SUPPLIED INFORMATION =
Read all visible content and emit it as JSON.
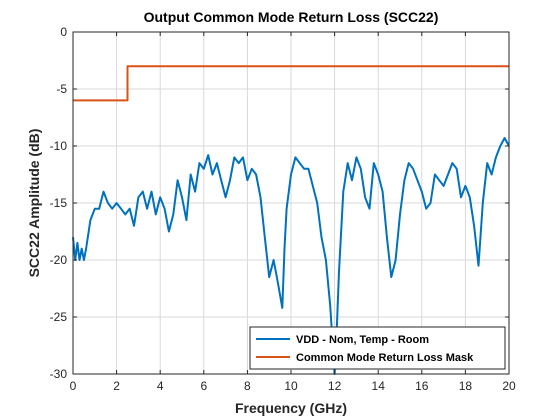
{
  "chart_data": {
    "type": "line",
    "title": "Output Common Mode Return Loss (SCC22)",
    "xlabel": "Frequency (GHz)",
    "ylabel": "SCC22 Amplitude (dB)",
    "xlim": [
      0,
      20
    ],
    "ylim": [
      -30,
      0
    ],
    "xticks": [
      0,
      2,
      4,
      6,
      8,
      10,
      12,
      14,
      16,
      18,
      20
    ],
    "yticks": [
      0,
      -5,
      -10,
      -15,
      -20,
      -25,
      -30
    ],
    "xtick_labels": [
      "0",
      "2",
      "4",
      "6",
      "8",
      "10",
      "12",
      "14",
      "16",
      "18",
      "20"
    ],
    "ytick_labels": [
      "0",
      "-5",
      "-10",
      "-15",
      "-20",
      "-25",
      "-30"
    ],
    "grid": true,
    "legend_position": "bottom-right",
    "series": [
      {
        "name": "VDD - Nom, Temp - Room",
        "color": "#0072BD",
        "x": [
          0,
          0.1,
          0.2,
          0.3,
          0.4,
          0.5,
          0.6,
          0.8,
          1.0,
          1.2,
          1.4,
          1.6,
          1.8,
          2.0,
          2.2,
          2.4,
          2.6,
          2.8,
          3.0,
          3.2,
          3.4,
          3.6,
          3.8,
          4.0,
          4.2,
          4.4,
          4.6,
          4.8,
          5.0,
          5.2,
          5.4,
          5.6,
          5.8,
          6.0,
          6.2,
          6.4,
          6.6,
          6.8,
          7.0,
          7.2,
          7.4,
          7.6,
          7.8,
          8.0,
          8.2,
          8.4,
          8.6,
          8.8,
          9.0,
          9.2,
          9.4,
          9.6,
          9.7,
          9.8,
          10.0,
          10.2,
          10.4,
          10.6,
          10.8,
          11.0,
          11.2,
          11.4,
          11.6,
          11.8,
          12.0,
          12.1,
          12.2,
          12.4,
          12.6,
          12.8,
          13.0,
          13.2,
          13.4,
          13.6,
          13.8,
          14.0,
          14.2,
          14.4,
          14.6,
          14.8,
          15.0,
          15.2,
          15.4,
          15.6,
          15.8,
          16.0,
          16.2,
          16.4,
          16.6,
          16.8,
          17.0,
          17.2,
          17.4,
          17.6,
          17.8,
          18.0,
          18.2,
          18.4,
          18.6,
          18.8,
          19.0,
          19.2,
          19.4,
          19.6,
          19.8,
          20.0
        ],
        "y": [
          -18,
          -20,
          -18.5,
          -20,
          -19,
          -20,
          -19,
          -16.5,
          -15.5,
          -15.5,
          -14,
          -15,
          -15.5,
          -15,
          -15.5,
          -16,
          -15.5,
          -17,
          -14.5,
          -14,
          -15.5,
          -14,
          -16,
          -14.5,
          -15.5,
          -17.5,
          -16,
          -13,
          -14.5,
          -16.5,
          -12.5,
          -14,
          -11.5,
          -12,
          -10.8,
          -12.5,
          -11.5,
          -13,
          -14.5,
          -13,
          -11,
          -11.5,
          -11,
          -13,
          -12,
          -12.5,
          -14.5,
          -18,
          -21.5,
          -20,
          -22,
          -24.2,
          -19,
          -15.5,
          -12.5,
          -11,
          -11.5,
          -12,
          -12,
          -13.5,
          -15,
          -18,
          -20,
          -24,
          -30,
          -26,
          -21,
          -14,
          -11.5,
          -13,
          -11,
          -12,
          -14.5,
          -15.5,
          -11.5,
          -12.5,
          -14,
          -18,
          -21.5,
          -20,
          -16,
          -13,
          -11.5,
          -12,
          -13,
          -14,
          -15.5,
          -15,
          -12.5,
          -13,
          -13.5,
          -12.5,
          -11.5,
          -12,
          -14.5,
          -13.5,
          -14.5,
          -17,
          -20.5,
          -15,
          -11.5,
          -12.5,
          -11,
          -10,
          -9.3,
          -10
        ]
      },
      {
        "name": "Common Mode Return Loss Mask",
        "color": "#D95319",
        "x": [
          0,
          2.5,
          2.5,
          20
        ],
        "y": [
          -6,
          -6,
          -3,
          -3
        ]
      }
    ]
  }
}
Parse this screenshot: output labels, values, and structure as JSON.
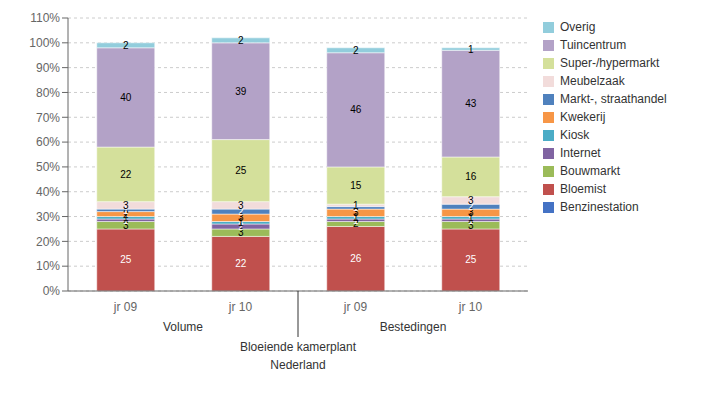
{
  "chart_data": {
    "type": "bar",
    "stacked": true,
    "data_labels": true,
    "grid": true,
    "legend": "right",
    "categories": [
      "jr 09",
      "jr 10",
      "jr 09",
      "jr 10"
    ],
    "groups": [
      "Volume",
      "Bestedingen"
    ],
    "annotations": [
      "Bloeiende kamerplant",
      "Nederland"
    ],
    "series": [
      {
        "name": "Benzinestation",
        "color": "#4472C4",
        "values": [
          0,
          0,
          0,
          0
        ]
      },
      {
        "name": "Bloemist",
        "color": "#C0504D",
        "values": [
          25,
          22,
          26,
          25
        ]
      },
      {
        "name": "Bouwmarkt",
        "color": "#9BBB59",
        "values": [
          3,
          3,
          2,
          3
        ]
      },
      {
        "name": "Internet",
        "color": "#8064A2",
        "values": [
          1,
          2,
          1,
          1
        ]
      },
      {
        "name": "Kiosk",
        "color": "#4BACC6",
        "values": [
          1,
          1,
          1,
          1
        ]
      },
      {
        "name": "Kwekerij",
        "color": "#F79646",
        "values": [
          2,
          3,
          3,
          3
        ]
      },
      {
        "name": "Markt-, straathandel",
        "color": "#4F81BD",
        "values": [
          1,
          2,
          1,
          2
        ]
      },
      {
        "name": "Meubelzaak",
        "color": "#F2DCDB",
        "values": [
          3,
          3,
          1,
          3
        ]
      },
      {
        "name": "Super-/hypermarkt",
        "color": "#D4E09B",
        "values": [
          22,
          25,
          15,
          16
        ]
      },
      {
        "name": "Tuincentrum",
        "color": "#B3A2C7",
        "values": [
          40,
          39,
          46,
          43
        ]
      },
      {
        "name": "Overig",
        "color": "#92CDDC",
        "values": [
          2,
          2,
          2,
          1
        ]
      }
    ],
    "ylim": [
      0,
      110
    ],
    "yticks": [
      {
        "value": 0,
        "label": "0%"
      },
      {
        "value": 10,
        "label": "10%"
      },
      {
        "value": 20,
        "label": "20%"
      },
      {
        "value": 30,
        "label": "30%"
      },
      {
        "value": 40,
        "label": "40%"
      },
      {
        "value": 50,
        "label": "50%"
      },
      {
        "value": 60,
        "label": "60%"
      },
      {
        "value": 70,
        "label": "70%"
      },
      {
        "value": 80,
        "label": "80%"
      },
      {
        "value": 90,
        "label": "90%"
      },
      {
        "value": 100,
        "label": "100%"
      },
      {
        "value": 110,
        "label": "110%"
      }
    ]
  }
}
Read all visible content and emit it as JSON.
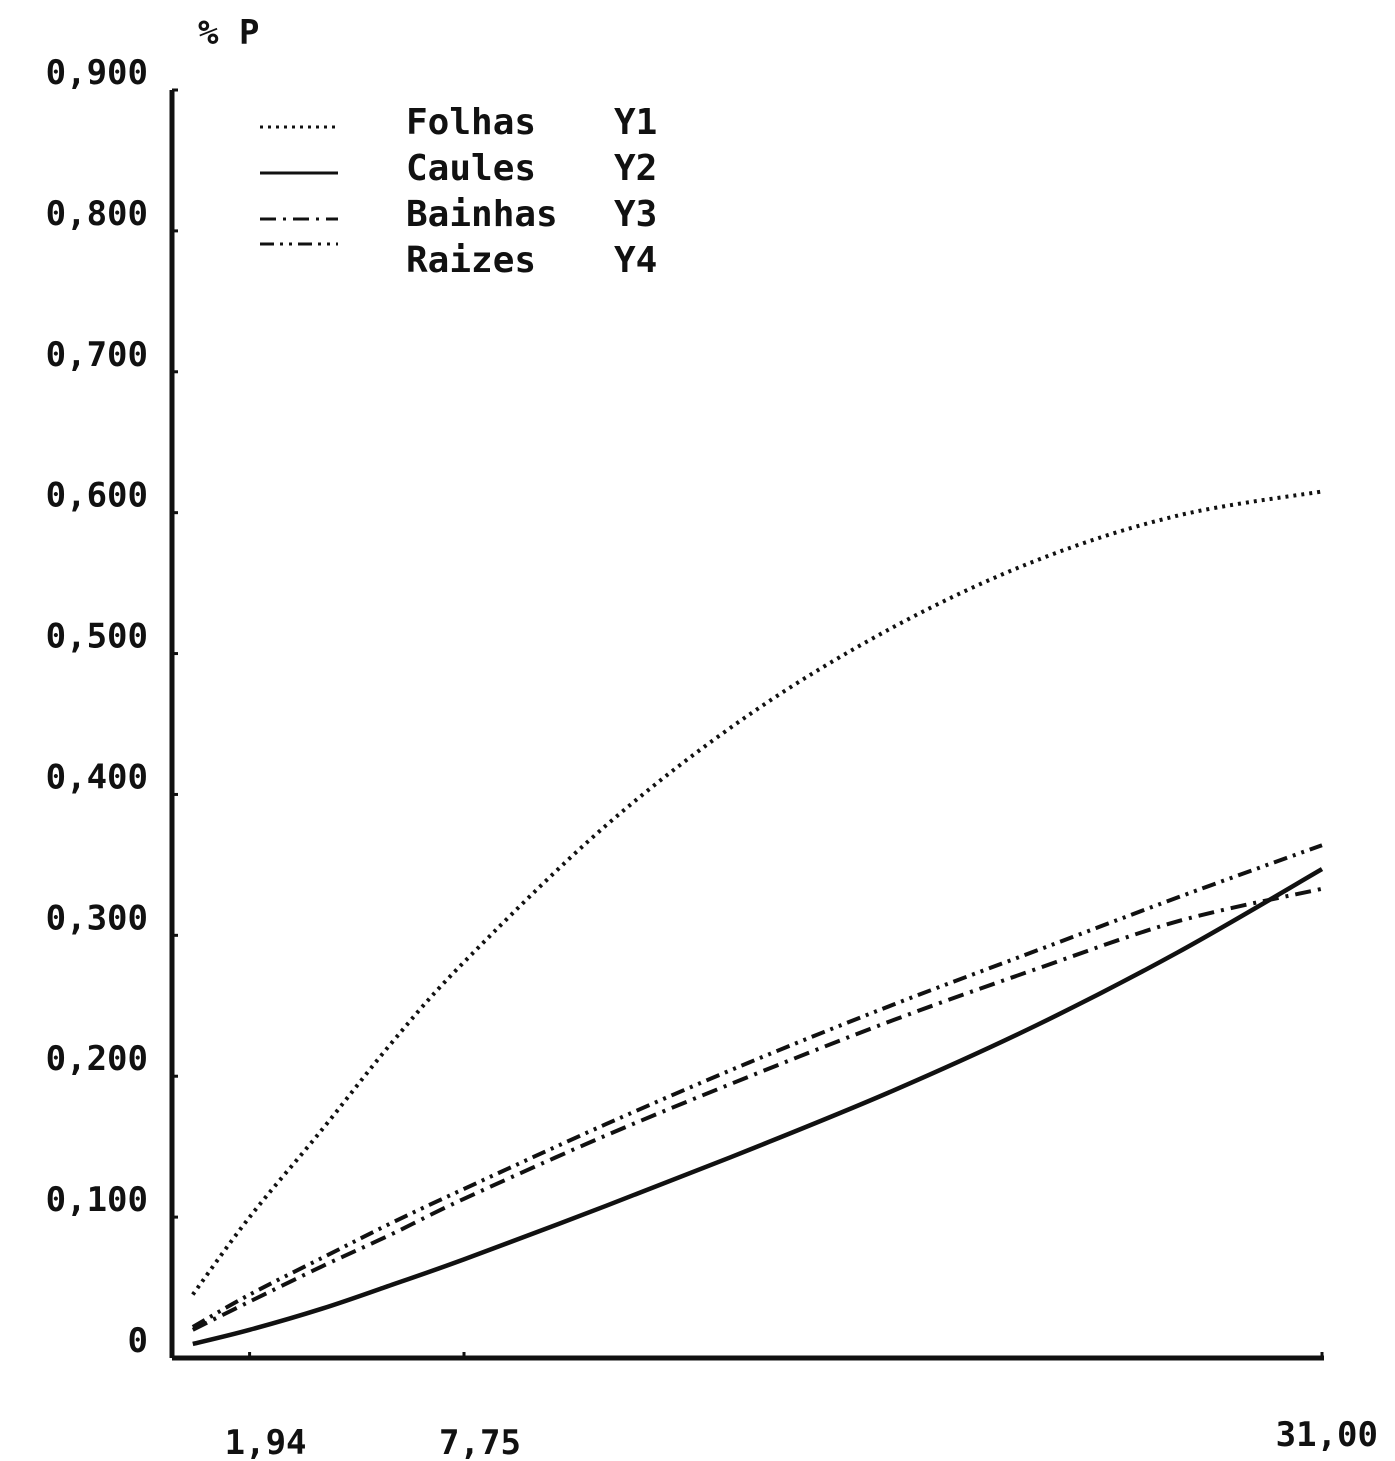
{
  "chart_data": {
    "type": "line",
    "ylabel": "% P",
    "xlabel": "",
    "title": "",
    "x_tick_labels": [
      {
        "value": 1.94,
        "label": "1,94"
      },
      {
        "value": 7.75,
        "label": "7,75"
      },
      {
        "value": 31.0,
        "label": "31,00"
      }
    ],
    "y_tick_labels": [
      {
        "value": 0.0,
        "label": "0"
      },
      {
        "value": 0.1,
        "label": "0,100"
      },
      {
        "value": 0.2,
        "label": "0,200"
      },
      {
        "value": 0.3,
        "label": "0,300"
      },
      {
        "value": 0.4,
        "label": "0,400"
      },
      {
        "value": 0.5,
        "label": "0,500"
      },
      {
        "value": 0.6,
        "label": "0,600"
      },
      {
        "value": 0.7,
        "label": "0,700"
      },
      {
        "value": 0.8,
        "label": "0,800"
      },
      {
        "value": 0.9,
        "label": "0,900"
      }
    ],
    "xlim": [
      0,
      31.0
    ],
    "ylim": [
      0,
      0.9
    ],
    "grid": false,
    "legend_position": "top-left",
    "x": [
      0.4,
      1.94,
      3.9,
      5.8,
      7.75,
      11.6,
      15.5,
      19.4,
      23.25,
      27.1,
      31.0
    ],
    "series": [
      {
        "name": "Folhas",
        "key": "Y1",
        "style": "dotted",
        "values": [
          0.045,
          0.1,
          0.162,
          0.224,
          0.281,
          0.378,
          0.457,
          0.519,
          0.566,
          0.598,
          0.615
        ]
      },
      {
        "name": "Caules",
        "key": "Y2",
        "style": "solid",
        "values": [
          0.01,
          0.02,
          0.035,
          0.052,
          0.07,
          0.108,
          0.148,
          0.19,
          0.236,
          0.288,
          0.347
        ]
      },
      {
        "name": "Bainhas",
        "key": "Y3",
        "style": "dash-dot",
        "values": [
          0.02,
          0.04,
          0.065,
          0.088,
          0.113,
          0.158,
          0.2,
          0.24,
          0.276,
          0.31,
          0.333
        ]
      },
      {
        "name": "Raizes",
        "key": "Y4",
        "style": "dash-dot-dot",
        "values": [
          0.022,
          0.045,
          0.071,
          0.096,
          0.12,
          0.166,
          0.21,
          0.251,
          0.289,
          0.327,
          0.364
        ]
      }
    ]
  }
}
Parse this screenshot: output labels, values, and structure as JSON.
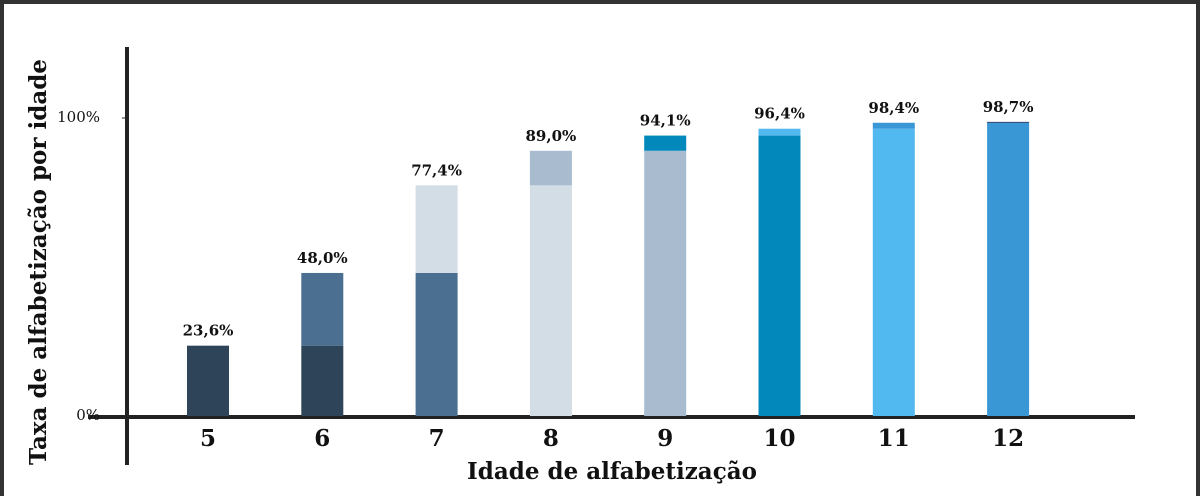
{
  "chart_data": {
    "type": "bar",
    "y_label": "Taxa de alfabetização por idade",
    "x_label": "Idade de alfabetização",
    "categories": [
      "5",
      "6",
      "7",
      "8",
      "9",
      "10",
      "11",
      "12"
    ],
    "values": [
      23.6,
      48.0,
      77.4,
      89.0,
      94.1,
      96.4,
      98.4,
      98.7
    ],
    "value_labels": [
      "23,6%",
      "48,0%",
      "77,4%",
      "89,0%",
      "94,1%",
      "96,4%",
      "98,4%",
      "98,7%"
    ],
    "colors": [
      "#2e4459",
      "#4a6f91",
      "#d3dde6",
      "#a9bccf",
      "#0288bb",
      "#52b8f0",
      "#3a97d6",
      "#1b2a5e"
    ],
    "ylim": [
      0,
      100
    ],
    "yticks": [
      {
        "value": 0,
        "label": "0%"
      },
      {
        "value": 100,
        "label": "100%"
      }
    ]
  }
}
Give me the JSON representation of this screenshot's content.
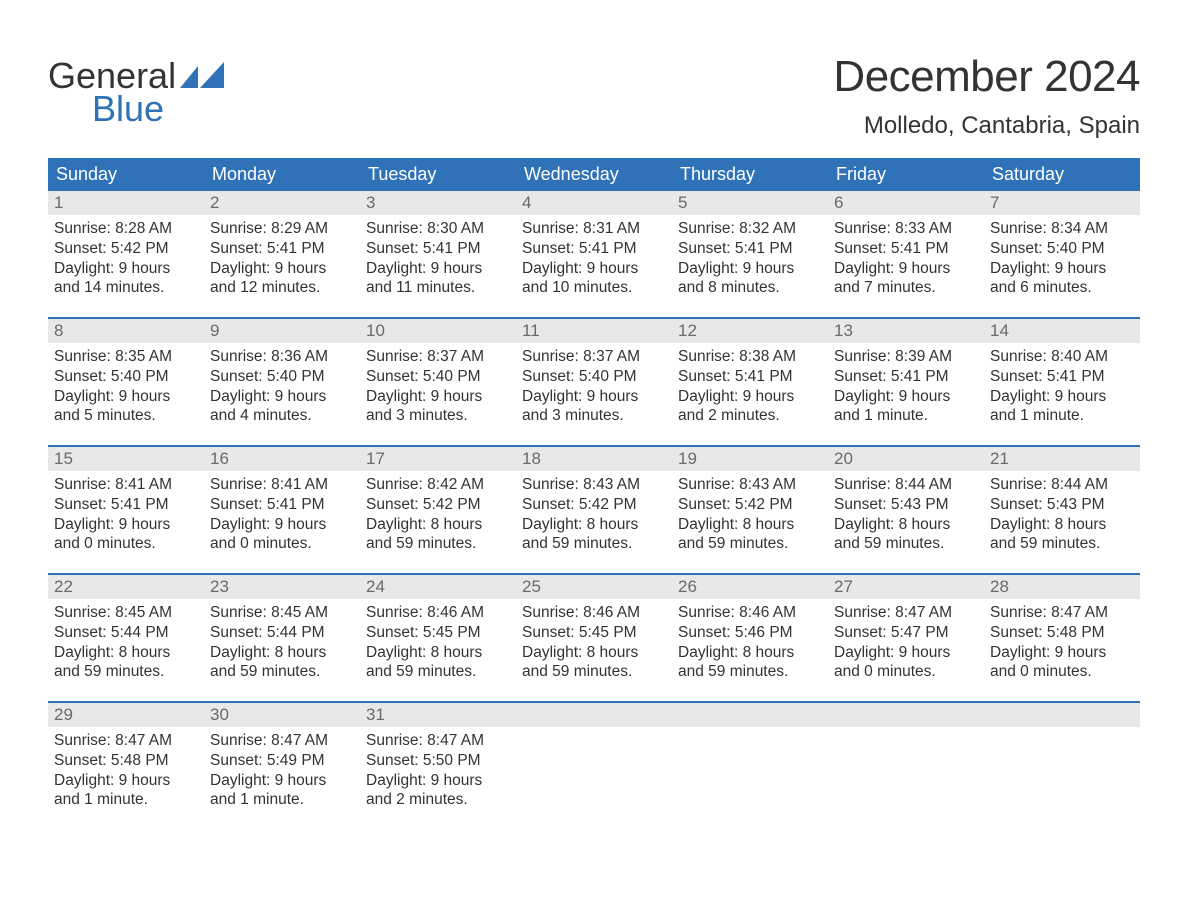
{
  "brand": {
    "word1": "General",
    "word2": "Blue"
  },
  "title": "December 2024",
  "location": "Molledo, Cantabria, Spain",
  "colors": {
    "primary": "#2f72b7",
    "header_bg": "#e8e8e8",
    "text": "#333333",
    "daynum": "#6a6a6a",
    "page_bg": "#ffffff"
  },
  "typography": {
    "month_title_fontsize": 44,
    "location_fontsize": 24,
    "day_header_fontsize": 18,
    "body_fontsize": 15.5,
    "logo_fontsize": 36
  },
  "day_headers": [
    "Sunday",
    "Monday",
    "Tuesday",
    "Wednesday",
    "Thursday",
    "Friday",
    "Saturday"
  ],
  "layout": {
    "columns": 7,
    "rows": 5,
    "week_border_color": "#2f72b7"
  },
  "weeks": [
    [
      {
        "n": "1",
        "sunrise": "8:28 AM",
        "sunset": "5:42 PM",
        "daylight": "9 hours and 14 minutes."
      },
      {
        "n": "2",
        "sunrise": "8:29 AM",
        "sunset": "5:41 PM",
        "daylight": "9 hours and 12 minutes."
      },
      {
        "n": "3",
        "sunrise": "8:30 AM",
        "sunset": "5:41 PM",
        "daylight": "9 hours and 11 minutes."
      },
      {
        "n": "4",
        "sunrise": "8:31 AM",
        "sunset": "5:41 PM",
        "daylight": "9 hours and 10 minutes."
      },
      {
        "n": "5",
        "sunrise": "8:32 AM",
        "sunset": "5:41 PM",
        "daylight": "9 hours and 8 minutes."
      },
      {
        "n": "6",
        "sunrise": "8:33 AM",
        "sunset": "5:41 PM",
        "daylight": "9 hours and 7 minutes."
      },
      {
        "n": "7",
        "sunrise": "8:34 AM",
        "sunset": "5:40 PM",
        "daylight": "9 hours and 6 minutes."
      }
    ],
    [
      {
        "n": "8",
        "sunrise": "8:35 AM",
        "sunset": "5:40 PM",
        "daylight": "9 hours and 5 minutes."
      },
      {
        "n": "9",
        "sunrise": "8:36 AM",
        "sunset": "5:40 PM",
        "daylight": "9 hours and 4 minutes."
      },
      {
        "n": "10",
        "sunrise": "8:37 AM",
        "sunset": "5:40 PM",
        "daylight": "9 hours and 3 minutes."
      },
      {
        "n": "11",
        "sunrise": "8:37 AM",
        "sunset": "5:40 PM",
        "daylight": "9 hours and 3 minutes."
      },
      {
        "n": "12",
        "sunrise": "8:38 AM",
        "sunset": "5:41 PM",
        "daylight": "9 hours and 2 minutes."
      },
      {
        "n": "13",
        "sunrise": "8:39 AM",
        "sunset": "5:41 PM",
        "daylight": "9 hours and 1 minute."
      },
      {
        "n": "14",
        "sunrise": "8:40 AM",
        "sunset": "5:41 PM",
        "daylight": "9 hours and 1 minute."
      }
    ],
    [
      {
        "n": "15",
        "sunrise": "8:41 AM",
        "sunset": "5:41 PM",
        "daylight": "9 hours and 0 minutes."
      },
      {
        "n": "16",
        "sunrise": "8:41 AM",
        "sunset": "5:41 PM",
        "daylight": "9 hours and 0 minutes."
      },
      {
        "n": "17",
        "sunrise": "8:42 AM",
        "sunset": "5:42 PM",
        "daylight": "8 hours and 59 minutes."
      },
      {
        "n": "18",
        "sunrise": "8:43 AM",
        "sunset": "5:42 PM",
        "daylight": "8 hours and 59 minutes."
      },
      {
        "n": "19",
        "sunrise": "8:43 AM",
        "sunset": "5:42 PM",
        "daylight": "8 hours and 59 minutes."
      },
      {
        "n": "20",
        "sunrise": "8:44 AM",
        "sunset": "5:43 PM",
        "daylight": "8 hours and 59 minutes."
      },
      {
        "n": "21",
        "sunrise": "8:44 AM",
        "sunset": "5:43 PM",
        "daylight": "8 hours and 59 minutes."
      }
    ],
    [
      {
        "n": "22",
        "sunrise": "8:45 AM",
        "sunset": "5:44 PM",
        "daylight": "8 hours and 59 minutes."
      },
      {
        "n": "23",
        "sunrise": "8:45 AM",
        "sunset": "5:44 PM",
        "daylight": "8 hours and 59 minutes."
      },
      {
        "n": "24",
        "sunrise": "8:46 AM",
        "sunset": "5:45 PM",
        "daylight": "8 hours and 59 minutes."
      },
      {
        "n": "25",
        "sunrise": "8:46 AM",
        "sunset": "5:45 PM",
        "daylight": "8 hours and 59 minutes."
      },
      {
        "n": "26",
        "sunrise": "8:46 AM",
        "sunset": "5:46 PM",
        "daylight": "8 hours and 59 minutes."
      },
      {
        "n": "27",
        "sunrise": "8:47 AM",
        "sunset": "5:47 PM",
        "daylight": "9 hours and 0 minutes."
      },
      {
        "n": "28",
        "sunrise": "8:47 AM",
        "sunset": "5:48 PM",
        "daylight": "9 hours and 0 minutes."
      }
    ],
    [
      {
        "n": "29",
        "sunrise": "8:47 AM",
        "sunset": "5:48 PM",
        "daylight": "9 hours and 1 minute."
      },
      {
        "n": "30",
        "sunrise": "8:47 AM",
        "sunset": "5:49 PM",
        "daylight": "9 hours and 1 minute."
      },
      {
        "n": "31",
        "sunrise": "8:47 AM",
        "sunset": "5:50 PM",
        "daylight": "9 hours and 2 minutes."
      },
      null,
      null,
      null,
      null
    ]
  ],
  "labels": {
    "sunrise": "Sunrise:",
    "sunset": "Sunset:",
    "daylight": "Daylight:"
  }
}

YOUR TASK = Only lines that contain the word "Common" are wanted; copy each of them.

EXERCISE RESPONSE =
    "title": "Output Common Mode Return Loss (SCC22)",
        "name": "Common Mode Return Loss Mask",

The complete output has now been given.